> Problem requirements
Once the pictures are set aside, transcribe the remaining data exactly.

> Given records
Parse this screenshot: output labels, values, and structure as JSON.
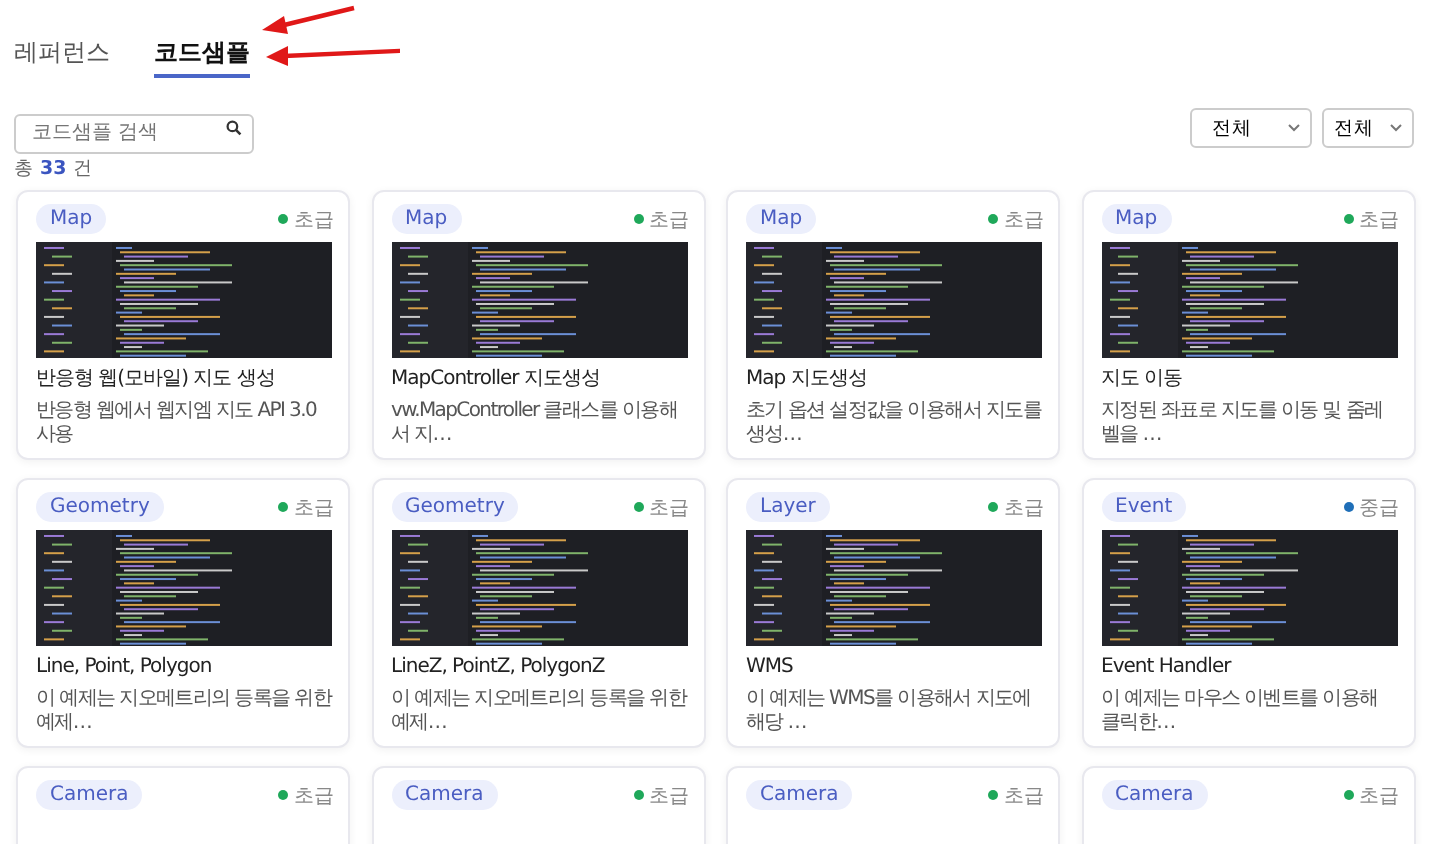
{
  "tabs": [
    {
      "label": "레퍼런스",
      "selected": false
    },
    {
      "label": "코드샘플",
      "selected": true
    }
  ],
  "search": {
    "placeholder": "코드샘플 검색"
  },
  "filters": [
    {
      "value": "전체"
    },
    {
      "value": "전체"
    }
  ],
  "total": {
    "prefix": "총",
    "count": "33",
    "suffix": "건"
  },
  "cards": [
    {
      "tag": "Map",
      "level": "초급",
      "color": "#1fa85a",
      "title": "반응형 웹(모바일) 지도 생성",
      "description": "반응형 웹에서 웹지엠 지도 API 3.0 사용"
    },
    {
      "tag": "Map",
      "level": "초급",
      "color": "#1fa85a",
      "title": "MapController 지도생성",
      "description": "vw.MapController 클래스를 이용해서 지…"
    },
    {
      "tag": "Map",
      "level": "초급",
      "color": "#1fa85a",
      "title": "Map 지도생성",
      "description": "초기 옵션 설정값을 이용해서 지도를 생성…"
    },
    {
      "tag": "Map",
      "level": "초급",
      "color": "#1fa85a",
      "title": "지도 이동",
      "description": "지정된 좌표로 지도를 이동 및 줌레벨을 …"
    },
    {
      "tag": "Geometry",
      "level": "초급",
      "color": "#1fa85a",
      "title": "Line, Point, Polygon",
      "description": "이 예제는 지오메트리의 등록을 위한 예제…"
    },
    {
      "tag": "Geometry",
      "level": "초급",
      "color": "#1fa85a",
      "title": "LineZ, PointZ, PolygonZ",
      "description": "이 예제는 지오메트리의 등록을 위한 예제…"
    },
    {
      "tag": "Layer",
      "level": "초급",
      "color": "#1fa85a",
      "title": "WMS",
      "description": "이 예제는 WMS를 이용해서 지도에 해당 …"
    },
    {
      "tag": "Event",
      "level": "중급",
      "color": "#1f6fb8",
      "title": "Event Handler",
      "description": "이 예제는 마우스 이벤트를 이용해 클릭한…"
    },
    {
      "tag": "Camera",
      "level": "초급",
      "color": "#1fa85a"
    },
    {
      "tag": "Camera",
      "level": "초급",
      "color": "#1fa85a"
    },
    {
      "tag": "Camera",
      "level": "초급",
      "color": "#1fa85a"
    },
    {
      "tag": "Camera",
      "level": "초급",
      "color": "#1fa85a"
    }
  ]
}
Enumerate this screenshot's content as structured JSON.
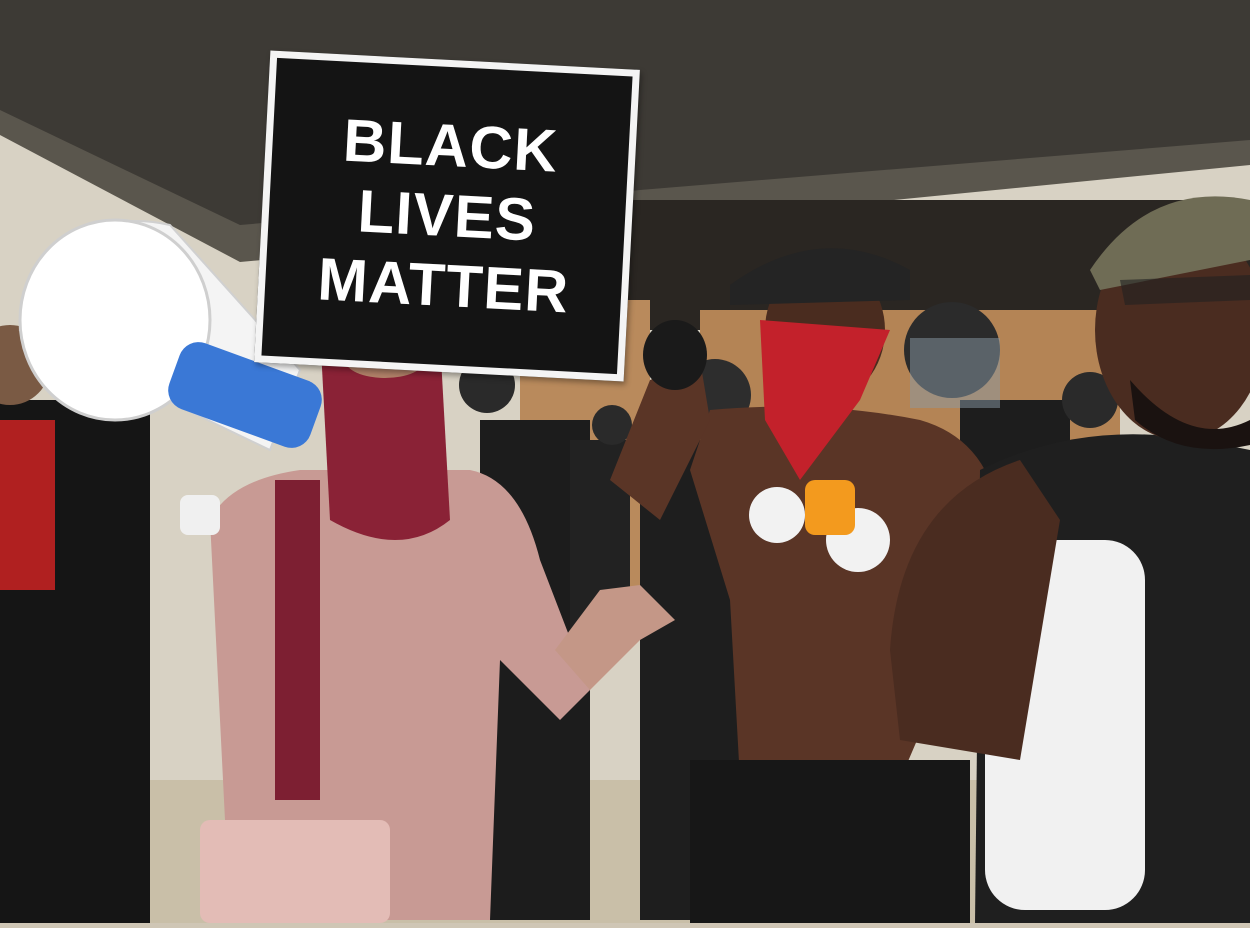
{
  "image": {
    "description_tag": "photo"
  },
  "sign": {
    "lines": [
      "BLACK",
      "LIVES",
      "MATTER"
    ]
  },
  "colors": {
    "sky_wall": "#d8d2c4",
    "soffit": "#3d3a35",
    "plywood": "#b98a5c",
    "sign_bg": "#141414",
    "sign_text": "#ffffff",
    "bandana_red": "#c3212b",
    "scarf_maroon": "#8a2236",
    "shirt_pink": "#c89a94",
    "camo_cap": "#6f6c55"
  }
}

> Task response
Parse this screenshot: output labels, values, and structure as JSON.
{
  "tabs": [
    {
      "label": "레퍼런스",
      "selected": false
    },
    {
      "label": "코드샘플",
      "selected": true
    }
  ],
  "search": {
    "placeholder": "코드샘플 검색"
  },
  "filters": [
    {
      "value": "전체"
    },
    {
      "value": "전체"
    }
  ],
  "total": {
    "prefix": "총",
    "count": "33",
    "suffix": "건"
  },
  "cards": [
    {
      "tag": "Map",
      "level": "초급",
      "color": "#1fa85a",
      "title": "반응형 웹(모바일) 지도 생성",
      "description": "반응형 웹에서 웹지엠 지도 API 3.0 사용"
    },
    {
      "tag": "Map",
      "level": "초급",
      "color": "#1fa85a",
      "title": "MapController 지도생성",
      "description": "vw.MapController 클래스를 이용해서 지…"
    },
    {
      "tag": "Map",
      "level": "초급",
      "color": "#1fa85a",
      "title": "Map 지도생성",
      "description": "초기 옵션 설정값을 이용해서 지도를 생성…"
    },
    {
      "tag": "Map",
      "level": "초급",
      "color": "#1fa85a",
      "title": "지도 이동",
      "description": "지정된 좌표로 지도를 이동 및 줌레벨을 …"
    },
    {
      "tag": "Geometry",
      "level": "초급",
      "color": "#1fa85a",
      "title": "Line, Point, Polygon",
      "description": "이 예제는 지오메트리의 등록을 위한 예제…"
    },
    {
      "tag": "Geometry",
      "level": "초급",
      "color": "#1fa85a",
      "title": "LineZ, PointZ, PolygonZ",
      "description": "이 예제는 지오메트리의 등록을 위한 예제…"
    },
    {
      "tag": "Layer",
      "level": "초급",
      "color": "#1fa85a",
      "title": "WMS",
      "description": "이 예제는 WMS를 이용해서 지도에 해당 …"
    },
    {
      "tag": "Event",
      "level": "중급",
      "color": "#1f6fb8",
      "title": "Event Handler",
      "description": "이 예제는 마우스 이벤트를 이용해 클릭한…"
    },
    {
      "tag": "Camera",
      "level": "초급",
      "color": "#1fa85a"
    },
    {
      "tag": "Camera",
      "level": "초급",
      "color": "#1fa85a"
    },
    {
      "tag": "Camera",
      "level": "초급",
      "color": "#1fa85a"
    },
    {
      "tag": "Camera",
      "level": "초급",
      "color": "#1fa85a"
    }
  ]
}
Enumerate this screenshot's content as structured JSON.
{
  "image": {
    "description_tag": "photo"
  },
  "sign": {
    "lines": [
      "BLACK",
      "LIVES",
      "MATTER"
    ]
  },
  "colors": {
    "sky_wall": "#d8d2c4",
    "soffit": "#3d3a35",
    "plywood": "#b98a5c",
    "sign_bg": "#141414",
    "sign_text": "#ffffff",
    "bandana_red": "#c3212b",
    "scarf_maroon": "#8a2236",
    "shirt_pink": "#c89a94",
    "camo_cap": "#6f6c55"
  }
}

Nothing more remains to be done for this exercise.